What the task asks: Output every entry exactly as written, but omit the pictures.

··· Data for the task ···

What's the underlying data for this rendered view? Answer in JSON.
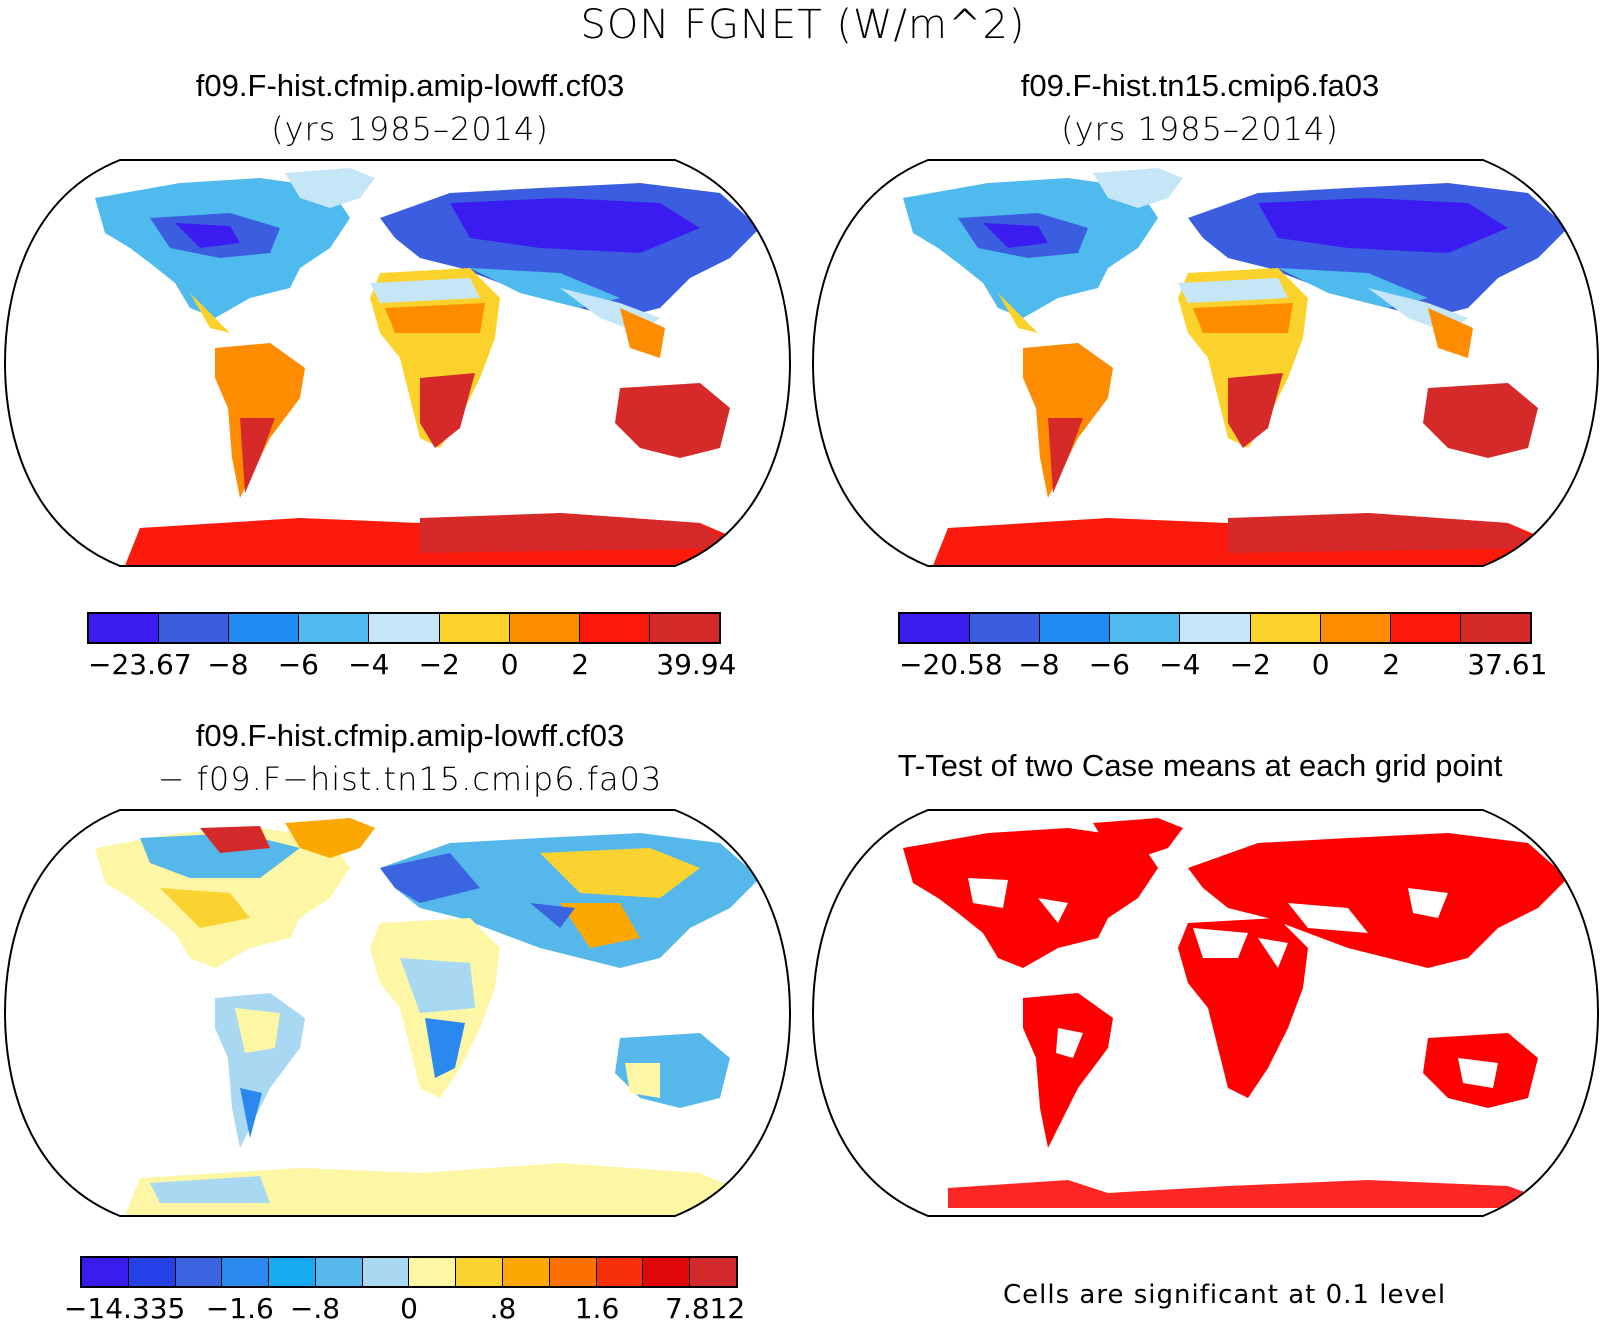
{
  "figure_title": "SON FGNET (W/m^2)",
  "panels": [
    {
      "title": "f09.F-hist.cfmip.amip-lowff.cf03",
      "subtitle": "(yrs 1985–2014)",
      "colorbar": {
        "colors": [
          "#3a1cf0",
          "#3b5de0",
          "#1e8cf0",
          "#4fbaee",
          "#c4e6f7",
          "#fbd12c",
          "#fd8c00",
          "#fb1a0c",
          "#d62a2a"
        ],
        "tick_labels": [
          "−23.67",
          "−8",
          "−6",
          "−4",
          "−2",
          "0",
          "2",
          "39.94"
        ]
      }
    },
    {
      "title": "f09.F-hist.tn15.cmip6.fa03",
      "subtitle": "(yrs 1985–2014)",
      "colorbar": {
        "colors": [
          "#3a1cf0",
          "#3b5de0",
          "#1e8cf0",
          "#4fbaee",
          "#c4e6f7",
          "#fbd12c",
          "#fd8c00",
          "#fb1a0c",
          "#d62a2a"
        ],
        "tick_labels": [
          "−20.58",
          "−8",
          "−6",
          "−4",
          "−2",
          "0",
          "2",
          "37.61"
        ]
      }
    },
    {
      "title": "f09.F-hist.cfmip.amip-lowff.cf03",
      "subtitle": "− f09.F−hist.tn15.cmip6.fa03",
      "colorbar": {
        "colors": [
          "#3a1cf0",
          "#2440e8",
          "#3a64e0",
          "#2a88ee",
          "#16aaf0",
          "#56b8ea",
          "#a8d8f2",
          "#fdf6a4",
          "#fbd330",
          "#fda800",
          "#fd7000",
          "#f8300a",
          "#e00808",
          "#d22a2a"
        ],
        "tick_labels": [
          "−14.335",
          "−1.6",
          "−.8",
          "0",
          ".8",
          "1.6",
          "7.812"
        ]
      }
    },
    {
      "title": "T-Test of two Case means at each grid point",
      "note": "Cells are significant at 0.1 level",
      "sig_color": "#ff0000"
    }
  ]
}
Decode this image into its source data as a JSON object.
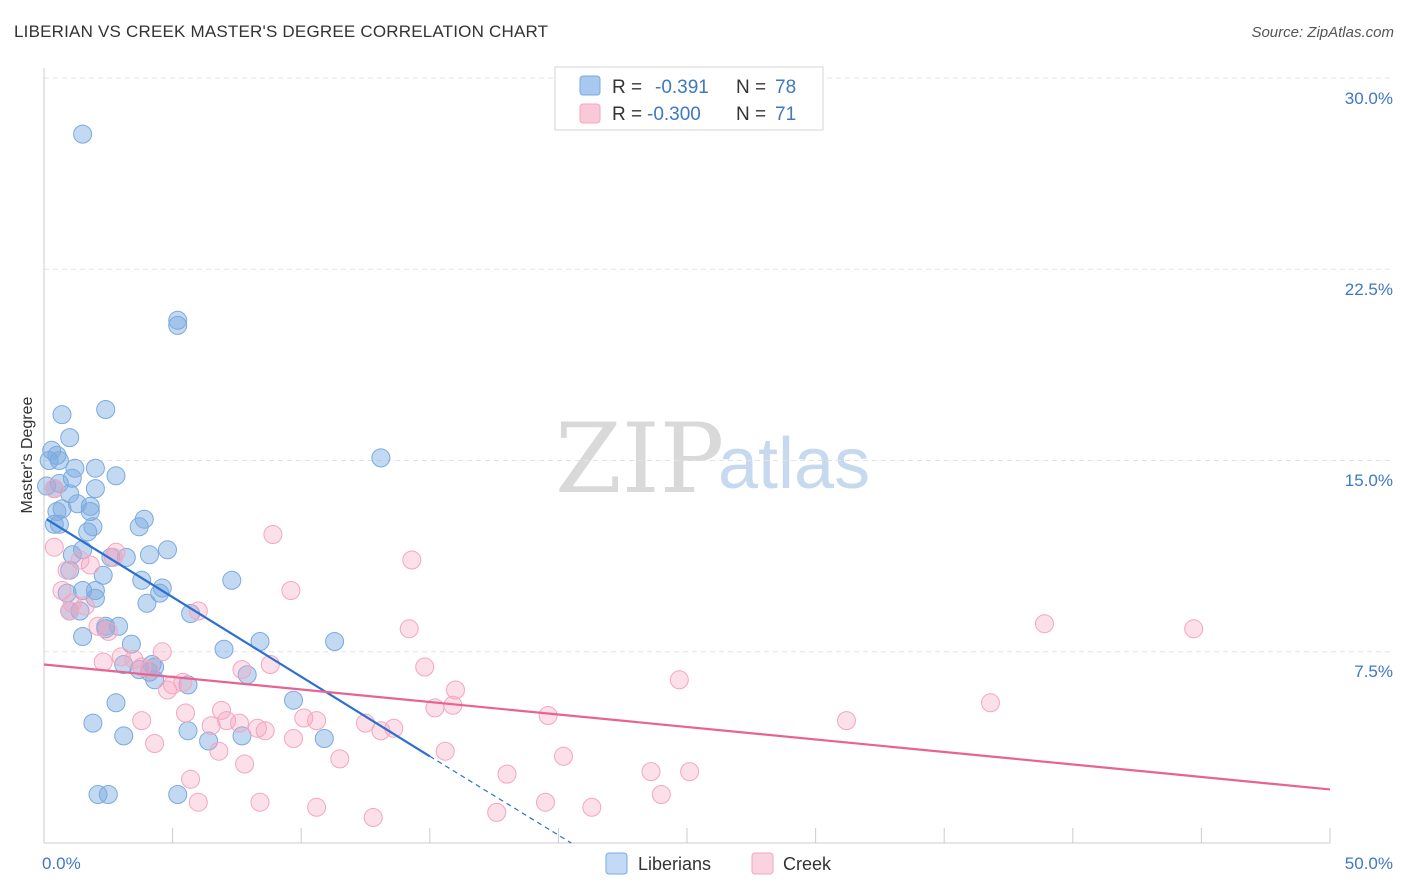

···

Task response:
What's the underlying data for this rendered view? Answer in JSON.
{
  "figure_title": "SON FGNET (W/m^2)",
  "panels": [
    {
      "title": "f09.F-hist.cfmip.amip-lowff.cf03",
      "subtitle": "(yrs 1985–2014)",
      "colorbar": {
        "colors": [
          "#3a1cf0",
          "#3b5de0",
          "#1e8cf0",
          "#4fbaee",
          "#c4e6f7",
          "#fbd12c",
          "#fd8c00",
          "#fb1a0c",
          "#d62a2a"
        ],
        "tick_labels": [
          "−23.67",
          "−8",
          "−6",
          "−4",
          "−2",
          "0",
          "2",
          "39.94"
        ]
      }
    },
    {
      "title": "f09.F-hist.tn15.cmip6.fa03",
      "subtitle": "(yrs 1985–2014)",
      "colorbar": {
        "colors": [
          "#3a1cf0",
          "#3b5de0",
          "#1e8cf0",
          "#4fbaee",
          "#c4e6f7",
          "#fbd12c",
          "#fd8c00",
          "#fb1a0c",
          "#d62a2a"
        ],
        "tick_labels": [
          "−20.58",
          "−8",
          "−6",
          "−4",
          "−2",
          "0",
          "2",
          "37.61"
        ]
      }
    },
    {
      "title": "f09.F-hist.cfmip.amip-lowff.cf03",
      "subtitle": "− f09.F−hist.tn15.cmip6.fa03",
      "colorbar": {
        "colors": [
          "#3a1cf0",
          "#2440e8",
          "#3a64e0",
          "#2a88ee",
          "#16aaf0",
          "#56b8ea",
          "#a8d8f2",
          "#fdf6a4",
          "#fbd330",
          "#fda800",
          "#fd7000",
          "#f8300a",
          "#e00808",
          "#d22a2a"
        ],
        "tick_labels": [
          "−14.335",
          "−1.6",
          "−.8",
          "0",
          ".8",
          "1.6",
          "7.812"
        ]
      }
    },
    {
      "title": "T-Test of two Case means at each grid point",
      "note": "Cells are significant at 0.1 level",
      "sig_color": "#ff0000"
    }
  ]
}
Decode this image into its source data as a JSON object.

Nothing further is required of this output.